(WRITTEN TASK 1)
From the listing below, repeat the lines from the one containing "field-cell <box>312 336 320 343</box>" through the one containing "field-cell <box>761 229 768 236</box>", including both of those lines.

(SOURCE EXCERPT)
━━━━━━━━━━━━━━━━━━━━━━━━━━━━━━

You are viewing a plain text version of this content. The canonical link for it is here.
Posted to users@jena.apache.org by Richard Francis <rf...@talis.com> on 2011/07/19 17:08:48 UTC
Re: Loading 650m triples on Ubuntu vs Centos

Hi,

Another update;

We now believe that this is an issue specific to Ubuntu - we were able to
reproduce the same behaviour in 10.04 Lucid, which we believe is down to the
flush mechanism. We have now built a Centos 5.6 image using the latest
Amazon kernel and performance is the same as our Centos 5.4 image, so in
that respect we will be moving back to Centos to run tdbloader.

Using the tips suggested in this email thread we were able to get the
performance to be almost comparable in Ubuntu, but I believe that 600m
triples is about the maximum amount of triples that you can load with
tdbloader(1) on Ubuntu with m2.2xlarge in Amazon ... so I would recommend
trying to move Centos if you are having issues with Ubuntu.

Rich

On Mon, Jun 20, 2011 at 11:04 AM, Richard Francis <rf...@talis.com> wrote:

> Hi Another update,
>
> Initially when the load started I observed a difference with the output of
> iostat - where the ubuntu instance was always showing a value for kB_wrtn/s
> for the partition - In the early part of the load, this was down to having
> the noatime [1] variable on the mount point enabled. Turning this off
> changed the behaviour of tdbloader - reducing the load average, and more
> importantly the behaviour for the vast majority of the load was the same
> (actually a lot better to 165m triples) as centos - as the io pattern was
> the same I was able to see immediately when there was a change in behaviour
> of the load (i.e increased load average, and a slow down in the load. This
> started to happen somewhere in between 164m triples -> 177m triples. iostat
> showed a constant value for kB_wrtn/s, suggesting we had again hit another
> limit to memory - and it was being paged to disk. Looking at lsof -p <pid of
> load> I saw that the accumulated size for all the tdbindexes handled by the
> process was 30Gb (conincidence?) - the same as my dirty_bytes value,
> increasing this to 40Gb saw the load average and io pattern return to
> "normal".

━━━━━━━━━━━━━━━━━━━━━━━━━━━━━━

Element and region listings
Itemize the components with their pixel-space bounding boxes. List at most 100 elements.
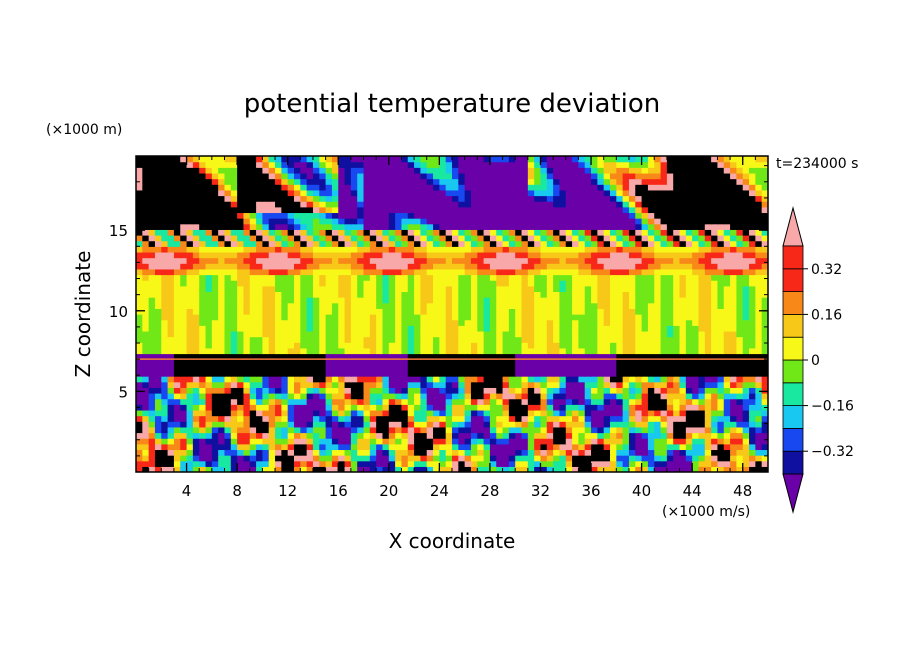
field-cell <box>312 336 320 343</box>
field-cell <box>294 251 301 259</box>
field-cell <box>685 246 693 253</box>
field-cell <box>306 449 314 456</box>
field-cell <box>180 432 188 439</box>
field-cell <box>205 460 213 467</box>
field-cell <box>249 460 257 467</box>
field-cell <box>136 302 143 309</box>
field-cell <box>154 240 162 247</box>
field-cell <box>338 449 346 456</box>
field-cell <box>660 409 668 417</box>
field-cell <box>180 449 188 456</box>
field-cell <box>148 398 156 405</box>
field-cell <box>344 404 352 411</box>
field-cell <box>515 206 523 214</box>
field-cell <box>452 455 459 462</box>
field-cell <box>287 347 295 355</box>
field-cell <box>237 212 245 219</box>
field-cell <box>281 223 289 230</box>
field-cell <box>622 212 630 219</box>
field-cell <box>755 426 763 434</box>
field-cell <box>591 201 598 208</box>
field-cell <box>148 359 156 366</box>
field-cell <box>603 201 611 208</box>
field-cell <box>458 455 466 462</box>
field-cell <box>243 218 251 225</box>
field-cell <box>218 223 226 230</box>
field-cell <box>660 308 668 315</box>
field-cell <box>294 280 301 287</box>
field-cell <box>730 376 737 383</box>
field-cell <box>540 235 548 242</box>
field-cell <box>433 212 440 219</box>
field-cell <box>312 426 320 434</box>
field-cell <box>761 229 768 236</box>
field-cell <box>679 291 687 298</box>
field-cell <box>628 404 636 411</box>
field-cell <box>420 393 428 400</box>
field-cell <box>660 381 668 388</box>
field-cell <box>161 257 169 264</box>
field-cell <box>496 438 504 445</box>
field-cell <box>711 455 719 462</box>
field-cell <box>603 325 611 332</box>
field-cell <box>616 235 624 242</box>
field-cell <box>268 330 276 338</box>
field-cell <box>553 404 561 411</box>
field-cell <box>439 251 447 259</box>
field-cell <box>319 421 327 428</box>
field-cell <box>382 449 390 456</box>
field-cell <box>211 302 219 309</box>
field-cell <box>199 189 207 197</box>
field-cell <box>224 212 232 219</box>
field-cell <box>515 223 523 230</box>
field-cell <box>534 370 542 377</box>
field-cell <box>496 393 504 400</box>
field-cell <box>603 359 611 366</box>
field-cell <box>237 229 245 236</box>
field-cell <box>534 443 542 451</box>
field-cell <box>161 359 169 366</box>
field-cell <box>666 393 674 400</box>
field-cell <box>616 330 624 338</box>
field-cell <box>331 280 339 287</box>
field-cell <box>527 246 535 253</box>
field-cell <box>622 257 630 264</box>
field-cell <box>565 189 573 197</box>
field-cell <box>192 314 200 321</box>
field-cell <box>534 297 542 304</box>
field-cell <box>344 438 352 445</box>
field-cell <box>186 370 194 377</box>
field-cell <box>755 229 763 236</box>
field-cell <box>350 297 358 304</box>
field-cell <box>452 426 459 434</box>
field-cell <box>205 302 213 309</box>
field-cell <box>180 460 188 467</box>
field-cell <box>395 297 403 304</box>
field-cell <box>243 280 251 287</box>
field-cell <box>256 268 263 276</box>
field-cell <box>192 330 200 338</box>
field-cell <box>218 438 226 445</box>
field-cell <box>433 353 440 360</box>
field-cell <box>565 347 573 355</box>
field-cell <box>565 381 573 388</box>
field-cell <box>679 393 687 400</box>
field-cell <box>452 415 459 422</box>
field-cell <box>736 240 744 247</box>
field-cell <box>685 314 693 321</box>
field-cell <box>300 263 308 270</box>
field-cell <box>281 297 289 304</box>
field-cell <box>281 409 289 417</box>
field-cell <box>186 404 194 411</box>
field-cell <box>148 291 156 298</box>
field-cell <box>325 449 333 456</box>
field-cell <box>395 280 403 287</box>
field-cell <box>679 387 687 394</box>
field-cell <box>521 381 529 388</box>
field-cell <box>154 280 162 287</box>
field-cell <box>186 359 194 366</box>
field-cell <box>755 455 763 462</box>
field-cell <box>610 449 617 456</box>
field-cell <box>180 229 188 236</box>
field-cell <box>685 359 693 366</box>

━━━━━━━━━━━━━━━━━━━━━━━━━━━━━━

(WRITTEN TASK 2)
Answer these questions using the mailing list post about loading triples, one line each:
(a) Which Ubuntu release also reproduced the same behavior?
(b) What Centos version was built using the latest Amazon kernel?
(c) To what value was dirty_bytes increased?

(CORRECT RESPONSE 1)
field-cell <box>312 336 320 343</box>
field-cell <box>294 251 301 259</box>
field-cell <box>685 246 693 253</box>
field-cell <box>306 449 314 456</box>
field-cell <box>180 432 188 439</box>
field-cell <box>205 460 213 467</box>
field-cell <box>249 460 257 467</box>
field-cell <box>136 302 143 309</box>
field-cell <box>154 240 162 247</box>
field-cell <box>338 449 346 456</box>
field-cell <box>660 409 668 417</box>
field-cell <box>180 449 188 456</box>
field-cell <box>148 398 156 405</box>
field-cell <box>344 404 352 411</box>
field-cell <box>515 206 523 214</box>
field-cell <box>452 455 459 462</box>
field-cell <box>287 347 295 355</box>
field-cell <box>237 212 245 219</box>
field-cell <box>281 223 289 230</box>
field-cell <box>622 212 630 219</box>
field-cell <box>755 426 763 434</box>
field-cell <box>591 201 598 208</box>
field-cell <box>148 359 156 366</box>
field-cell <box>603 201 611 208</box>
field-cell <box>458 455 466 462</box>
field-cell <box>243 218 251 225</box>
field-cell <box>218 223 226 230</box>
field-cell <box>660 308 668 315</box>
field-cell <box>294 280 301 287</box>
field-cell <box>730 376 737 383</box>
field-cell <box>540 235 548 242</box>
field-cell <box>433 212 440 219</box>
field-cell <box>312 426 320 434</box>
field-cell <box>761 229 768 236</box>

(CORRECT RESPONSE 2)
(a) 10.04 Lucid
(b) Centos 5.6
(c) 40Gb